What needs to be done: Copy down all of the data underneath, exactly as shown.

Figure contents as structured data
◇ ◇ ◇ ◇

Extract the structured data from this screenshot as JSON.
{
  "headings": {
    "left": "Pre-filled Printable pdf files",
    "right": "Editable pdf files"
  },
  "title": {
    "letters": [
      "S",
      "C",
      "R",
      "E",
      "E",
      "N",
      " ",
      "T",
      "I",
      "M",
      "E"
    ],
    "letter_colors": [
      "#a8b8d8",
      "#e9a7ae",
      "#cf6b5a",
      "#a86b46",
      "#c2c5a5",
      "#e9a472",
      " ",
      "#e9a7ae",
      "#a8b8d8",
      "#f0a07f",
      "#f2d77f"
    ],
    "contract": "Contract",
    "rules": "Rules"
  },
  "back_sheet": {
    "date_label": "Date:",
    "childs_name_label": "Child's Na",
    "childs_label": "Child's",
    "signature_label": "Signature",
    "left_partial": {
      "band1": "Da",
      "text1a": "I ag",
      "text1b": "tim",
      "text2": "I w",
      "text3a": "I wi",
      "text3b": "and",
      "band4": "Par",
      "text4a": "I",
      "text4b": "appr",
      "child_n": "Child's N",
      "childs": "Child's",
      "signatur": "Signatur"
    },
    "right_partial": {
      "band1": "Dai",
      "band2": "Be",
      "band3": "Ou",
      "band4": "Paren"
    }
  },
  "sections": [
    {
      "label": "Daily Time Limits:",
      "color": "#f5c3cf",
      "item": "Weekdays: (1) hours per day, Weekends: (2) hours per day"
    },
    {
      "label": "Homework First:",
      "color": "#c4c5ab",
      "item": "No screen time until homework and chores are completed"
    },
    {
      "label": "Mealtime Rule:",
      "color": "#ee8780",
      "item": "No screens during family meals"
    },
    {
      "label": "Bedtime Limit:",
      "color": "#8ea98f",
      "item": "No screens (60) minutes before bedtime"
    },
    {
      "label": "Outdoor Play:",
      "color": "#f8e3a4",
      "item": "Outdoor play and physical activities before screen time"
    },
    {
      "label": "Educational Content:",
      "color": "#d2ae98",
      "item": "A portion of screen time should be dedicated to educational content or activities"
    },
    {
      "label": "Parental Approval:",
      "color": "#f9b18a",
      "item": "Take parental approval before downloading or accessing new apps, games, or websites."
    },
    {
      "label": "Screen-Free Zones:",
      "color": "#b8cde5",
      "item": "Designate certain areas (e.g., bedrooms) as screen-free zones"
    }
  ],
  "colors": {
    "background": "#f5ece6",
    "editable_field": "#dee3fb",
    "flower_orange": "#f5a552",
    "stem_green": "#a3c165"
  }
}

◇ ◇ ◇ ◇

Correct answer:
Extract the structured data from this screenshot as JSON.
{
  "headings": {
    "left": "Pre-filled Printable pdf files",
    "right": "Editable pdf files"
  },
  "title": {
    "letters": [
      "S",
      "C",
      "R",
      "E",
      "E",
      "N",
      " ",
      "T",
      "I",
      "M",
      "E"
    ],
    "letter_colors": [
      "#a8b8d8",
      "#e9a7ae",
      "#cf6b5a",
      "#a86b46",
      "#c2c5a5",
      "#e9a472",
      " ",
      "#e9a7ae",
      "#a8b8d8",
      "#f0a07f",
      "#f2d77f"
    ],
    "contract": "Contract",
    "rules": "Rules"
  },
  "back_sheet": {
    "date_label": "Date:",
    "childs_name_label": "Child's Na",
    "childs_label": "Child's",
    "signature_label": "Signature",
    "left_partial": {
      "band1": "Da",
      "text1a": "I ag",
      "text1b": "tim",
      "text2": "I w",
      "text3a": "I wi",
      "text3b": "and",
      "band4": "Par",
      "text4a": "I",
      "text4b": "appr",
      "child_n": "Child's N",
      "childs": "Child's",
      "signatur": "Signatur"
    },
    "right_partial": {
      "band1": "Dai",
      "band2": "Be",
      "band3": "Ou",
      "band4": "Paren"
    }
  },
  "sections": [
    {
      "label": "Daily Time Limits:",
      "color": "#f5c3cf",
      "item": "Weekdays: (1) hours per day, Weekends: (2) hours per day"
    },
    {
      "label": "Homework First:",
      "color": "#c4c5ab",
      "item": "No screen time until homework and chores are completed"
    },
    {
      "label": "Mealtime Rule:",
      "color": "#ee8780",
      "item": "No screens during family meals"
    },
    {
      "label": "Bedtime Limit:",
      "color": "#8ea98f",
      "item": "No screens (60) minutes before bedtime"
    },
    {
      "label": "Outdoor Play:",
      "color": "#f8e3a4",
      "item": "Outdoor play and physical activities before screen time"
    },
    {
      "label": "Educational Content:",
      "color": "#d2ae98",
      "item": "A portion of screen time should be dedicated to educational content or activities"
    },
    {
      "label": "Parental Approval:",
      "color": "#f9b18a",
      "item": "Take parental approval before downloading or accessing new apps, games, or websites."
    },
    {
      "label": "Screen-Free Zones:",
      "color": "#b8cde5",
      "item": "Designate certain areas (e.g., bedrooms) as screen-free zones"
    }
  ],
  "colors": {
    "background": "#f5ece6",
    "editable_field": "#dee3fb",
    "flower_orange": "#f5a552",
    "stem_green": "#a3c165"
  }
}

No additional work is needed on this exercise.